Repeat every line exactly, keeping the pictures out of the copy.

### DATA LISTING:

-- begin --

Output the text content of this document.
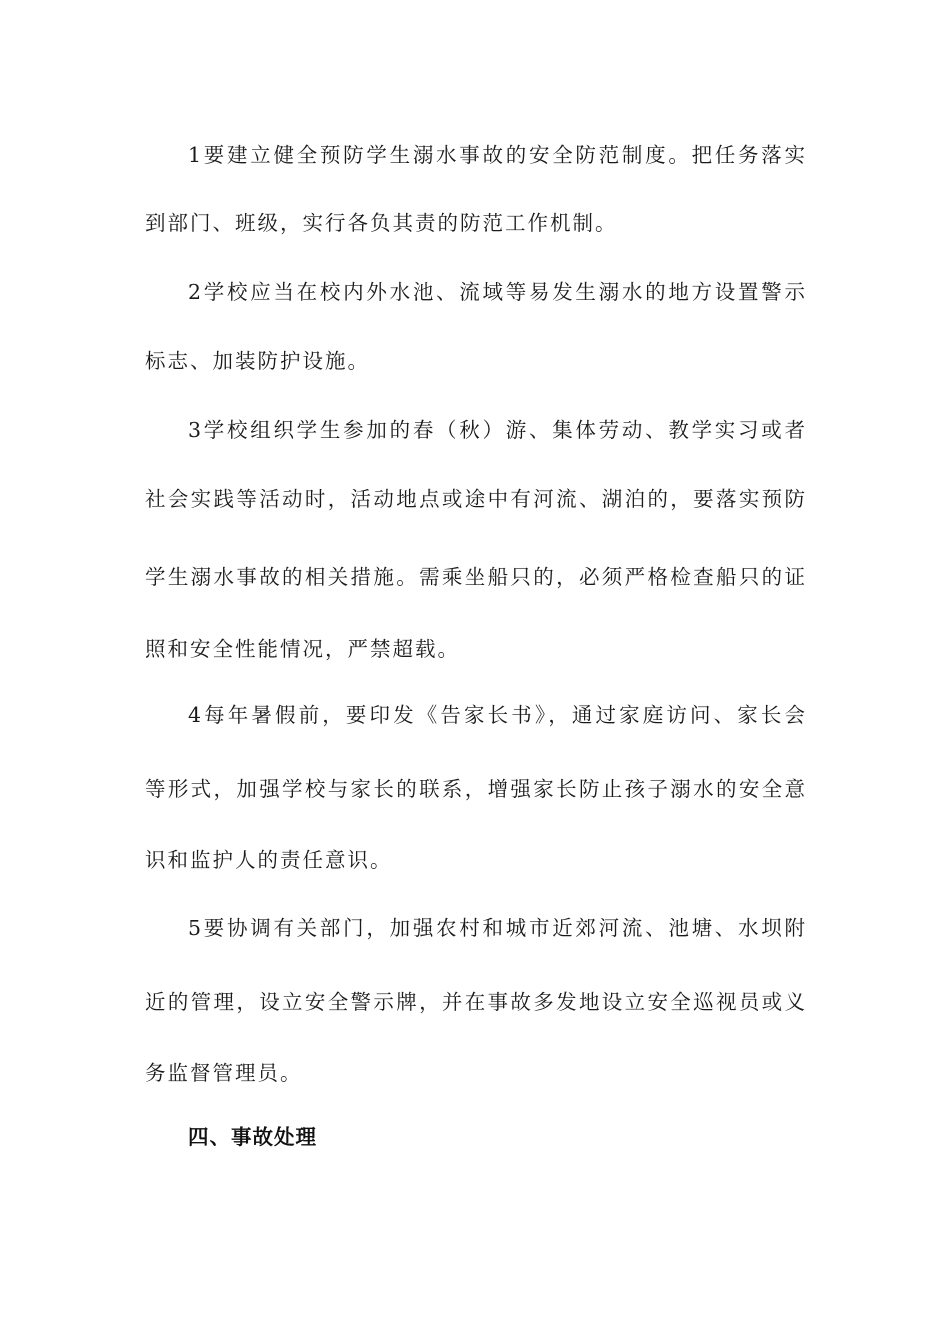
1要建立健全预防学生溺水事故的安全防范制度。把任务落实
到部门、班级，实行各负其责的防范工作机制。
2学校应当在校内外水池、流域等易发生溺水的地方设置警示
标志、加装防护设施。
3学校组织学生参加的春（秋）游、集体劳动、教学实习或者
社会实践等活动时，活动地点或途中有河流、湖泊的，要落实预防
学生溺水事故的相关措施。需乘坐船只的，必须严格检查船只的证
照和安全性能情况，严禁超载。
4每年暑假前，要印发《告家长书》，通过家庭访问、家长会
等形式，加强学校与家长的联系，增强家长防止孩子溺水的安全意
识和监护人的责任意识。
5要协调有关部门，加强农村和城市近郊河流、池塘、水坝附
近的管理，设立安全警示牌，并在事故多发地设立安全巡视员或义
务监督管理员。
四、事故处理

-- end --

### EXERCISE RESPONSE:
Output the text content of this document.
1要建立健全预防学生溺水事故的安全防范制度。把任务落实
到部门、班级，实行各负其责的防范工作机制。
2学校应当在校内外水池、流域等易发生溺水的地方设置警示
标志、加装防护设施。
3学校组织学生参加的春（秋）游、集体劳动、教学实习或者
社会实践等活动时，活动地点或途中有河流、湖泊的，要落实预防
学生溺水事故的相关措施。需乘坐船只的，必须严格检查船只的证
照和安全性能情况，严禁超载。
4每年暑假前，要印发《告家长书》，通过家庭访问、家长会
等形式，加强学校与家长的联系，增强家长防止孩子溺水的安全意
识和监护人的责任意识。
5要协调有关部门，加强农村和城市近郊河流、池塘、水坝附
近的管理，设立安全警示牌，并在事故多发地设立安全巡视员或义
务监督管理员。
四、事故处理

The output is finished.